>> START RECORD EXTRACTS
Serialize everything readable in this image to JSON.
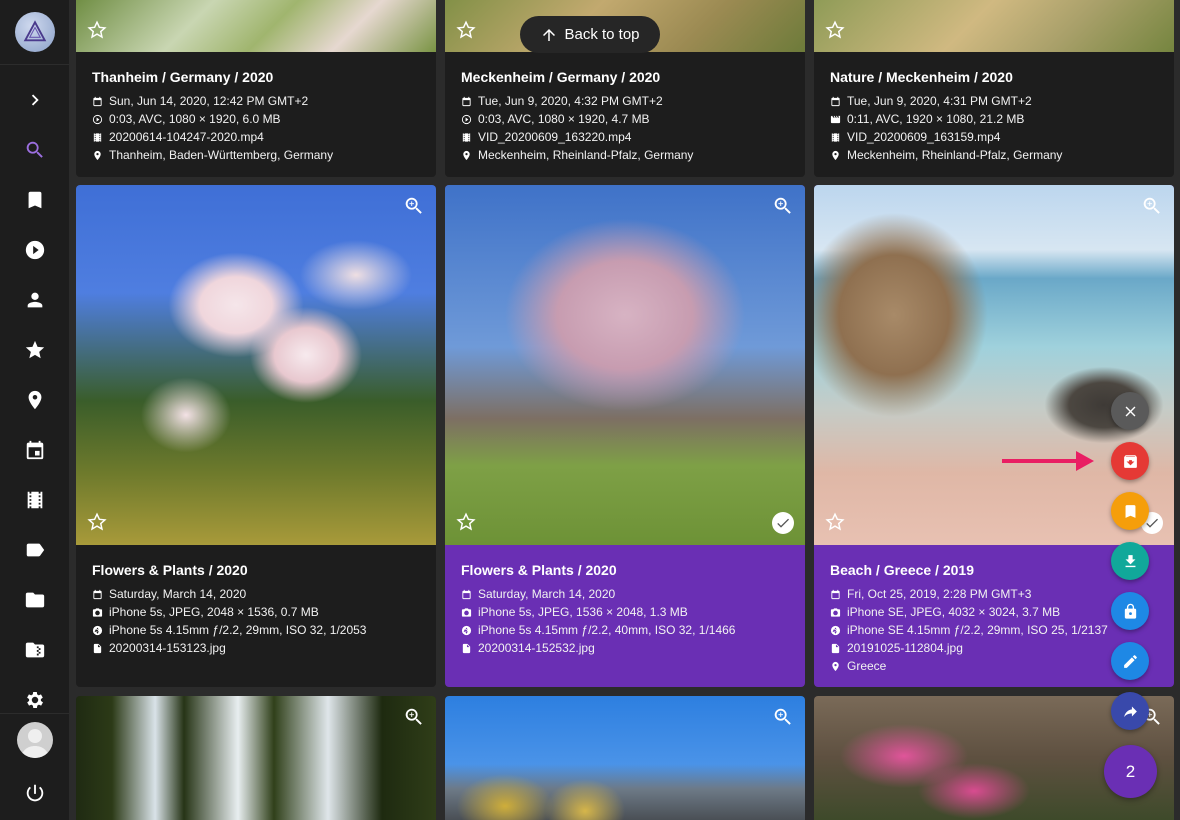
{
  "back_to_top": {
    "label": "Back to top"
  },
  "selection": {
    "count": "2"
  },
  "colors": {
    "accent": "#6a2fb4",
    "archive": "#e53935",
    "bookmark": "#f59e0b",
    "download": "#11a89a",
    "private": "#1e88e5",
    "edit": "#1e88e5",
    "share": "#3949ab",
    "close": "#5a5a5a",
    "arrow": "#e91e63"
  },
  "sidebar": {
    "items": [
      {
        "name": "expand",
        "icon": "chevron-right-icon"
      },
      {
        "name": "search",
        "icon": "search-icon",
        "active": true
      },
      {
        "name": "albums",
        "icon": "bookmark-icon"
      },
      {
        "name": "videos",
        "icon": "play-circle-icon"
      },
      {
        "name": "people",
        "icon": "person-icon"
      },
      {
        "name": "favorites",
        "icon": "star-icon"
      },
      {
        "name": "places",
        "icon": "location-pin-icon"
      },
      {
        "name": "calendar",
        "icon": "calendar-icon"
      },
      {
        "name": "moments",
        "icon": "film-icon"
      },
      {
        "name": "labels",
        "icon": "label-tag-icon"
      },
      {
        "name": "folders",
        "icon": "folder-icon"
      },
      {
        "name": "library",
        "icon": "library-icon"
      },
      {
        "name": "settings",
        "icon": "gear-icon"
      },
      {
        "name": "logout",
        "icon": "power-icon"
      }
    ]
  },
  "cards": [
    {
      "title": "Thanheim / Germany / 2020",
      "rows": [
        {
          "icon": "calendar-icon",
          "text": "Sun, Jun 14, 2020, 12:42 PM GMT+2"
        },
        {
          "icon": "play-circle-icon",
          "text": "0:03, AVC, 1080 × 1920, 6.0 MB"
        },
        {
          "icon": "film-icon",
          "text": "20200614-104247-2020.mp4"
        },
        {
          "icon": "location-pin-icon",
          "text": "Thanheim, Baden-Württemberg, Germany"
        }
      ]
    },
    {
      "title": "Meckenheim / Germany / 2020",
      "rows": [
        {
          "icon": "calendar-icon",
          "text": "Tue, Jun 9, 2020, 4:32 PM GMT+2"
        },
        {
          "icon": "play-circle-icon",
          "text": "0:03, AVC, 1080 × 1920, 4.7 MB"
        },
        {
          "icon": "film-icon",
          "text": "VID_20200609_163220.mp4"
        },
        {
          "icon": "location-pin-icon",
          "text": "Meckenheim, Rheinland-Pfalz, Germany"
        }
      ]
    },
    {
      "title": "Nature / Meckenheim / 2020",
      "rows": [
        {
          "icon": "calendar-icon",
          "text": "Tue, Jun 9, 2020, 4:31 PM GMT+2"
        },
        {
          "icon": "movie-icon",
          "text": "0:11, AVC, 1920 × 1080, 21.2 MB"
        },
        {
          "icon": "film-icon",
          "text": "VID_20200609_163159.mp4"
        },
        {
          "icon": "location-pin-icon",
          "text": "Meckenheim, Rheinland-Pfalz, Germany"
        }
      ]
    },
    {
      "title": "Flowers & Plants / 2020",
      "selected": false,
      "rows": [
        {
          "icon": "calendar-icon",
          "text": "Saturday, March 14, 2020"
        },
        {
          "icon": "camera-icon",
          "text": "iPhone 5s, JPEG, 2048 × 1536, 0.7 MB"
        },
        {
          "icon": "aperture-icon",
          "text": "iPhone 5s 4.15mm ƒ/2.2, 29mm, ISO 32, 1/2053"
        },
        {
          "icon": "file-icon",
          "text": "20200314-153123.jpg"
        }
      ]
    },
    {
      "title": "Flowers & Plants / 2020",
      "selected": true,
      "rows": [
        {
          "icon": "calendar-icon",
          "text": "Saturday, March 14, 2020"
        },
        {
          "icon": "camera-icon",
          "text": "iPhone 5s, JPEG, 1536 × 2048, 1.3 MB"
        },
        {
          "icon": "aperture-icon",
          "text": "iPhone 5s 4.15mm ƒ/2.2, 40mm, ISO 32, 1/1466"
        },
        {
          "icon": "file-icon",
          "text": "20200314-152532.jpg"
        }
      ]
    },
    {
      "title": "Beach / Greece / 2019",
      "selected": true,
      "rows": [
        {
          "icon": "calendar-icon",
          "text": "Fri, Oct 25, 2019, 2:28 PM GMT+3"
        },
        {
          "icon": "camera-icon",
          "text": "iPhone SE, JPEG, 4032 × 3024, 3.7 MB"
        },
        {
          "icon": "aperture-icon",
          "text": "iPhone SE 4.15mm ƒ/2.2, 29mm, ISO 25, 1/2137"
        },
        {
          "icon": "file-icon",
          "text": "20191025-112804.jpg"
        },
        {
          "icon": "location-pin-icon",
          "text": "Greece"
        }
      ]
    }
  ]
}
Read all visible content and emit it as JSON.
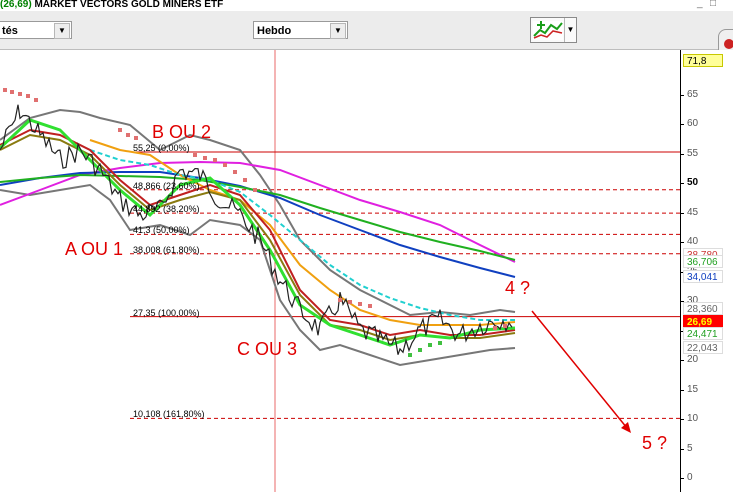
>> END RECORD EXTRACTS
WORK REQUIRED: Exclude the pictures and repeat every other part of the records word for word.

CORRECT ANSWER:
Serialize everything readable in this image to JSON.
{
  "back_to_top": {
    "label": "Back to top"
  },
  "selection": {
    "count": "2"
  },
  "colors": {
    "accent": "#6a2fb4",
    "archive": "#e53935",
    "bookmark": "#f59e0b",
    "download": "#11a89a",
    "private": "#1e88e5",
    "edit": "#1e88e5",
    "share": "#3949ab",
    "close": "#5a5a5a",
    "arrow": "#e91e63"
  },
  "sidebar": {
    "items": [
      {
        "name": "expand",
        "icon": "chevron-right-icon"
      },
      {
        "name": "search",
        "icon": "search-icon",
        "active": true
      },
      {
        "name": "albums",
        "icon": "bookmark-icon"
      },
      {
        "name": "videos",
        "icon": "play-circle-icon"
      },
      {
        "name": "people",
        "icon": "person-icon"
      },
      {
        "name": "favorites",
        "icon": "star-icon"
      },
      {
        "name": "places",
        "icon": "location-pin-icon"
      },
      {
        "name": "calendar",
        "icon": "calendar-icon"
      },
      {
        "name": "moments",
        "icon": "film-icon"
      },
      {
        "name": "labels",
        "icon": "label-tag-icon"
      },
      {
        "name": "folders",
        "icon": "folder-icon"
      },
      {
        "name": "library",
        "icon": "library-icon"
      },
      {
        "name": "settings",
        "icon": "gear-icon"
      },
      {
        "name": "logout",
        "icon": "power-icon"
      }
    ]
  },
  "cards": [
    {
      "title": "Thanheim / Germany / 2020",
      "rows": [
        {
          "icon": "calendar-icon",
          "text": "Sun, Jun 14, 2020, 12:42 PM GMT+2"
        },
        {
          "icon": "play-circle-icon",
          "text": "0:03, AVC, 1080 × 1920, 6.0 MB"
        },
        {
          "icon": "film-icon",
          "text": "20200614-104247-2020.mp4"
        },
        {
          "icon": "location-pin-icon",
          "text": "Thanheim, Baden-Württemberg, Germany"
        }
      ]
    },
    {
      "title": "Meckenheim / Germany / 2020",
      "rows": [
        {
          "icon": "calendar-icon",
          "text": "Tue, Jun 9, 2020, 4:32 PM GMT+2"
        },
        {
          "icon": "play-circle-icon",
          "text": "0:03, AVC, 1080 × 1920, 4.7 MB"
        },
        {
          "icon": "film-icon",
          "text": "VID_20200609_163220.mp4"
        },
        {
          "icon": "location-pin-icon",
          "text": "Meckenheim, Rheinland-Pfalz, Germany"
        }
      ]
    },
    {
      "title": "Nature / Meckenheim / 2020",
      "rows": [
        {
          "icon": "calendar-icon",
          "text": "Tue, Jun 9, 2020, 4:31 PM GMT+2"
        },
        {
          "icon": "movie-icon",
          "text": "0:11, AVC, 1920 × 1080, 21.2 MB"
        },
        {
          "icon": "film-icon",
          "text": "VID_20200609_163159.mp4"
        },
        {
          "icon": "location-pin-icon",
          "text": "Meckenheim, Rheinland-Pfalz, Germany"
        }
      ]
    },
    {
      "title": "Flowers & Plants / 2020",
      "selected": false,
      "rows": [
        {
          "icon": "calendar-icon",
          "text": "Saturday, March 14, 2020"
        },
        {
          "icon": "camera-icon",
          "text": "iPhone 5s, JPEG, 2048 × 1536, 0.7 MB"
        },
        {
          "icon": "aperture-icon",
          "text": "iPhone 5s 4.15mm ƒ/2.2, 29mm, ISO 32, 1/2053"
        },
        {
          "icon": "file-icon",
          "text": "20200314-153123.jpg"
        }
      ]
    },
    {
      "title": "Flowers & Plants / 2020",
      "selected": true,
      "rows": [
        {
          "icon": "calendar-icon",
          "text": "Saturday, March 14, 2020"
        },
        {
          "icon": "camera-icon",
          "text": "iPhone 5s, JPEG, 1536 × 2048, 1.3 MB"
        },
        {
          "icon": "aperture-icon",
          "text": "iPhone 5s 4.15mm ƒ/2.2, 40mm, ISO 32, 1/1466"
        },
        {
          "icon": "file-icon",
          "text": "20200314-152532.jpg"
        }
      ]
    },
    {
      "title": "Beach / Greece / 2019",
      "selected": true,
      "rows": [
        {
          "icon": "calendar-icon",
          "text": "Fri, Oct 25, 2019, 2:28 PM GMT+3"
        },
        {
          "icon": "camera-icon",
          "text": "iPhone SE, JPEG, 4032 × 3024, 3.7 MB"
        },
        {
          "icon": "aperture-icon",
          "text": "iPhone SE 4.15mm ƒ/2.2, 29mm, ISO 25, 1/2137"
        },
        {
          "icon": "file-icon",
          "text": "20191025-112804.jpg"
        },
        {
          "icon": "location-pin-icon",
          "text": "Greece"
        }
      ]
    }
  ]
}
Read all visible content and emit it as JSON.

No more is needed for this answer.